• Given request
Skip the images and copy each record exactly as written.

• Items from a data source
########

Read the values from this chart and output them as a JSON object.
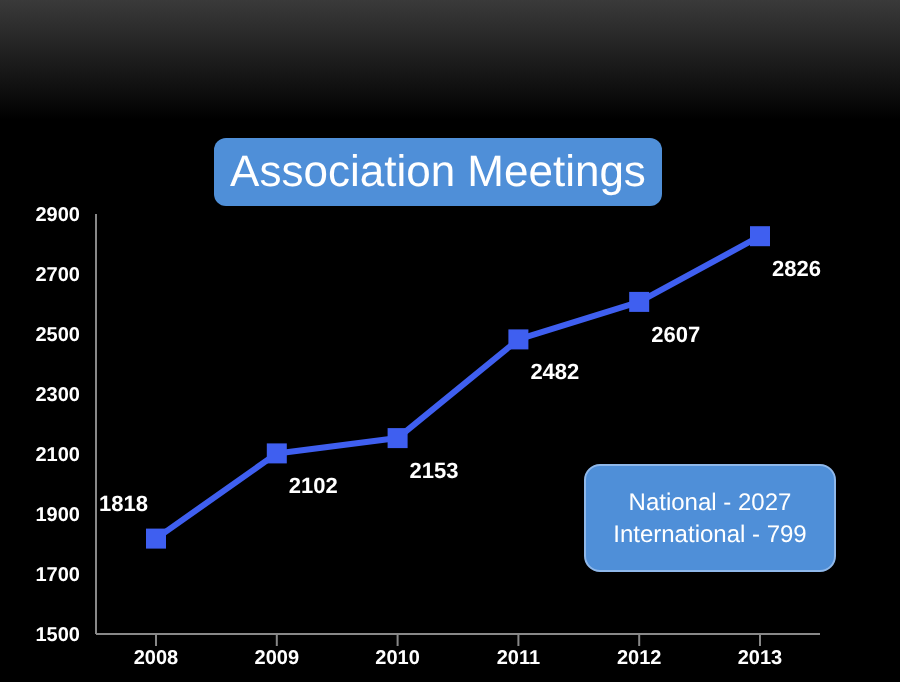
{
  "chart_data": {
    "type": "line",
    "title": "Association Meetings",
    "categories": [
      "2008",
      "2009",
      "2010",
      "2011",
      "2012",
      "2013"
    ],
    "series": [
      {
        "color": "#3f5ff0",
        "values": [
          1818,
          2102,
          2153,
          2482,
          2607,
          2826
        ]
      }
    ],
    "ylim": [
      1500,
      2900
    ],
    "yticks": [
      1500,
      1700,
      1900,
      2100,
      2300,
      2500,
      2700,
      2900
    ],
    "marker": "square",
    "data_labels": true,
    "grid": false,
    "legend": false,
    "annotations": [
      "National - 2027\nInternational - 799"
    ]
  }
}
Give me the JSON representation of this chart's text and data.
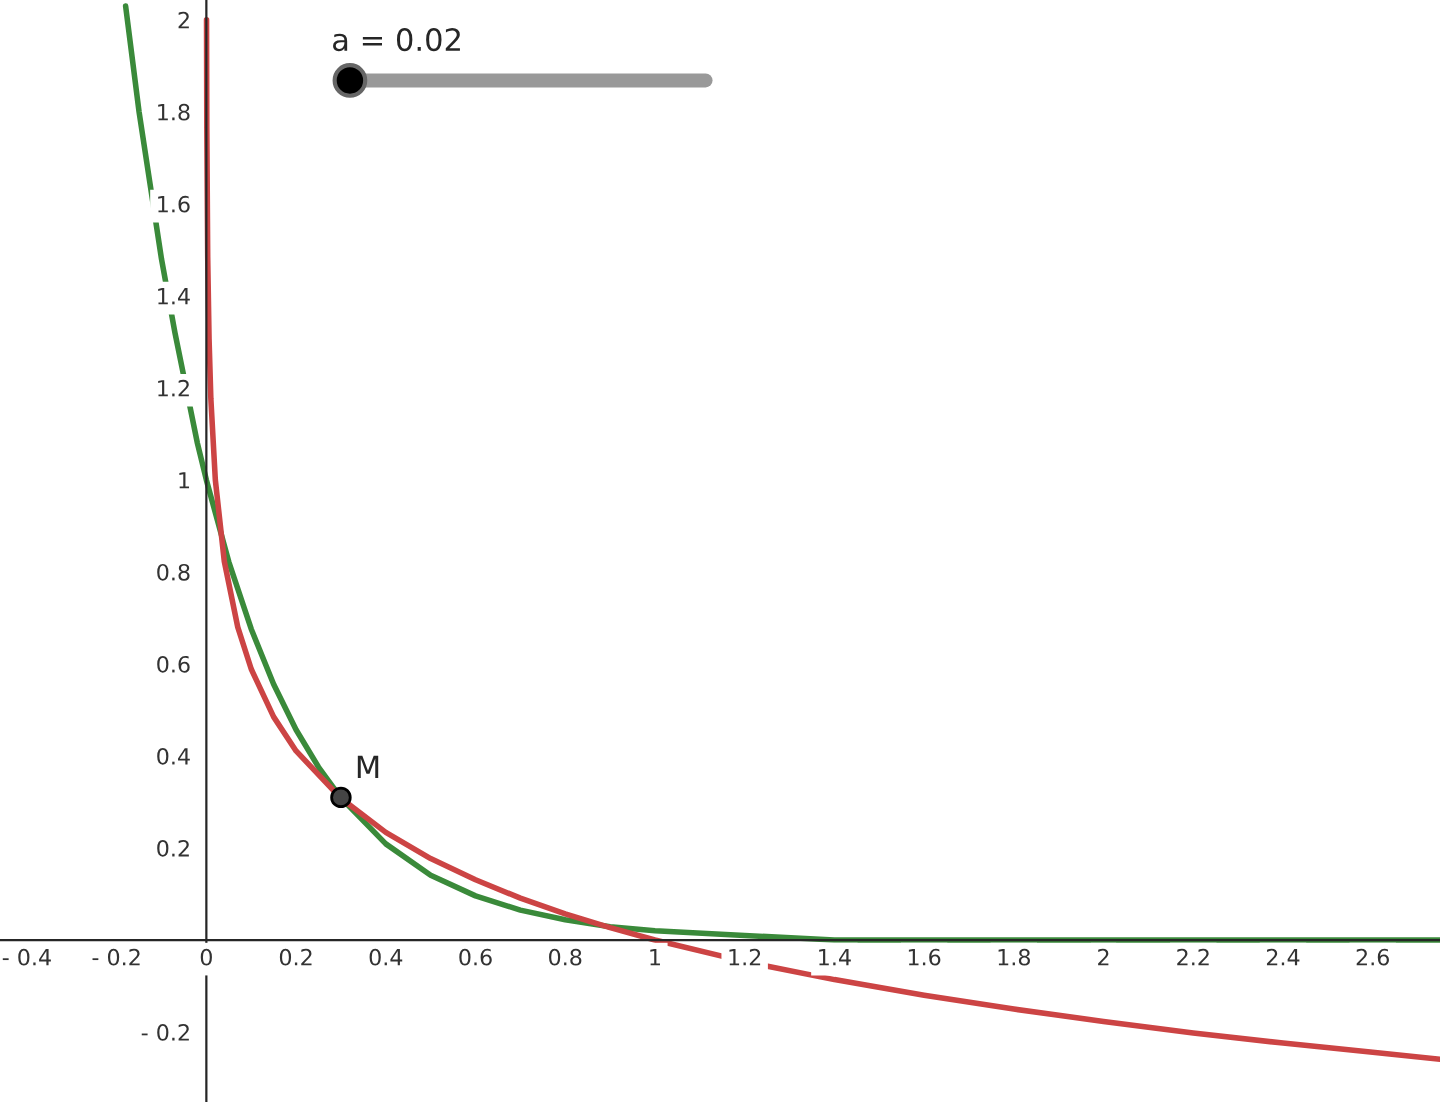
{
  "chart_data": {
    "type": "line",
    "xlim": [
      -0.46,
      2.75
    ],
    "ylim": [
      -0.352,
      2.043
    ],
    "xticks": [
      {
        "value": -0.4,
        "label": "- 0.4"
      },
      {
        "value": -0.2,
        "label": "- 0.2"
      },
      0,
      0.2,
      0.4,
      0.6,
      0.8,
      1,
      1.2,
      1.4,
      1.6,
      1.8,
      2,
      2.2,
      2.4,
      2.6
    ],
    "yticks": [
      {
        "value": -0.2,
        "label": "- 0.2"
      },
      0.2,
      0.4,
      0.6,
      0.8,
      1,
      1.2,
      1.4,
      1.6,
      1.8,
      2
    ],
    "grid": false,
    "legend": false,
    "marker": "none",
    "line_style": "solid",
    "series": [
      {
        "color": "#3a8a3a",
        "x": [
          -0.18,
          -0.15,
          -0.1,
          -0.07,
          -0.02,
          0,
          0.05,
          0.1,
          0.15,
          0.2,
          0.25,
          0.3,
          0.4,
          0.5,
          0.6,
          0.7,
          0.8,
          0.9,
          1.0,
          1.2,
          1.4,
          1.6,
          2.0,
          2.4,
          2.75
        ],
        "values": [
          2.03,
          1.8,
          1.48,
          1.32,
          1.08,
          1,
          0.822,
          0.676,
          0.556,
          0.457,
          0.376,
          0.309,
          0.209,
          0.141,
          0.096,
          0.065,
          0.044,
          0.029,
          0.02,
          0.01,
          0,
          0,
          0,
          0,
          0
        ]
      },
      {
        "color": "#cc4444",
        "x": [
          0.0004,
          0.001,
          0.003,
          0.006,
          0.01,
          0.02,
          0.04,
          0.07,
          0.1,
          0.15,
          0.2,
          0.3,
          0.4,
          0.5,
          0.6,
          0.7,
          0.8,
          0.9,
          1.0,
          1.2,
          1.4,
          1.6,
          1.8,
          2.0,
          2.2,
          2.4,
          2.6,
          2.75
        ],
        "values": [
          2.0,
          1.766,
          1.485,
          1.308,
          1.177,
          1.0,
          0.823,
          0.68,
          0.589,
          0.485,
          0.411,
          0.308,
          0.234,
          0.177,
          0.131,
          0.091,
          0.057,
          0.027,
          0,
          -0.047,
          -0.086,
          -0.12,
          -0.15,
          -0.177,
          -0.202,
          -0.224,
          -0.244,
          -0.259
        ]
      },
      {
        "type": "scatter",
        "color": "#444444",
        "marker": "circle",
        "x": [
          0.3
        ],
        "values": [
          0.31
        ]
      }
    ],
    "annotations": [
      "a = 0.02",
      {
        "text": "M",
        "x": 0.3,
        "y": 0.31
      }
    ]
  }
}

########

• Problem solution
Read the values from this chart and output them as a JSON object.
{
  "chart_data": {
    "type": "line",
    "title": "Association Meetings",
    "categories": [
      "2008",
      "2009",
      "2010",
      "2011",
      "2012",
      "2013"
    ],
    "series": [
      {
        "color": "#3f5ff0",
        "values": [
          1818,
          2102,
          2153,
          2482,
          2607,
          2826
        ]
      }
    ],
    "ylim": [
      1500,
      2900
    ],
    "yticks": [
      1500,
      1700,
      1900,
      2100,
      2300,
      2500,
      2700,
      2900
    ],
    "marker": "square",
    "data_labels": true,
    "grid": false,
    "legend": false,
    "annotations": [
      "National - 2027\nInternational - 799"
    ]
  }
}
Give me the JSON representation of this chart's text and data.
{
  "chart_data": {
    "type": "line",
    "xlim": [
      -0.46,
      2.75
    ],
    "ylim": [
      -0.352,
      2.043
    ],
    "xticks": [
      {
        "value": -0.4,
        "label": "- 0.4"
      },
      {
        "value": -0.2,
        "label": "- 0.2"
      },
      0,
      0.2,
      0.4,
      0.6,
      0.8,
      1,
      1.2,
      1.4,
      1.6,
      1.8,
      2,
      2.2,
      2.4,
      2.6
    ],
    "yticks": [
      {
        "value": -0.2,
        "label": "- 0.2"
      },
      0.2,
      0.4,
      0.6,
      0.8,
      1,
      1.2,
      1.4,
      1.6,
      1.8,
      2
    ],
    "grid": false,
    "legend": false,
    "marker": "none",
    "line_style": "solid",
    "series": [
      {
        "color": "#3a8a3a",
        "x": [
          -0.18,
          -0.15,
          -0.1,
          -0.07,
          -0.02,
          0,
          0.05,
          0.1,
          0.15,
          0.2,
          0.25,
          0.3,
          0.4,
          0.5,
          0.6,
          0.7,
          0.8,
          0.9,
          1.0,
          1.2,
          1.4,
          1.6,
          2.0,
          2.4,
          2.75
        ],
        "values": [
          2.03,
          1.8,
          1.48,
          1.32,
          1.08,
          1,
          0.822,
          0.676,
          0.556,
          0.457,
          0.376,
          0.309,
          0.209,
          0.141,
          0.096,
          0.065,
          0.044,
          0.029,
          0.02,
          0.01,
          0,
          0,
          0,
          0,
          0
        ]
      },
      {
        "color": "#cc4444",
        "x": [
          0.0004,
          0.001,
          0.003,
          0.006,
          0.01,
          0.02,
          0.04,
          0.07,
          0.1,
          0.15,
          0.2,
          0.3,
          0.4,
          0.5,
          0.6,
          0.7,
          0.8,
          0.9,
          1.0,
          1.2,
          1.4,
          1.6,
          1.8,
          2.0,
          2.2,
          2.4,
          2.6,
          2.75
        ],
        "values": [
          2.0,
          1.766,
          1.485,
          1.308,
          1.177,
          1.0,
          0.823,
          0.68,
          0.589,
          0.485,
          0.411,
          0.308,
          0.234,
          0.177,
          0.131,
          0.091,
          0.057,
          0.027,
          0,
          -0.047,
          -0.086,
          -0.12,
          -0.15,
          -0.177,
          -0.202,
          -0.224,
          -0.244,
          -0.259
        ]
      },
      {
        "type": "scatter",
        "color": "#444444",
        "marker": "circle",
        "x": [
          0.3
        ],
        "values": [
          0.31
        ]
      }
    ],
    "annotations": [
      "a = 0.02",
      {
        "text": "M",
        "x": 0.3,
        "y": 0.31
      }
    ]
  }
}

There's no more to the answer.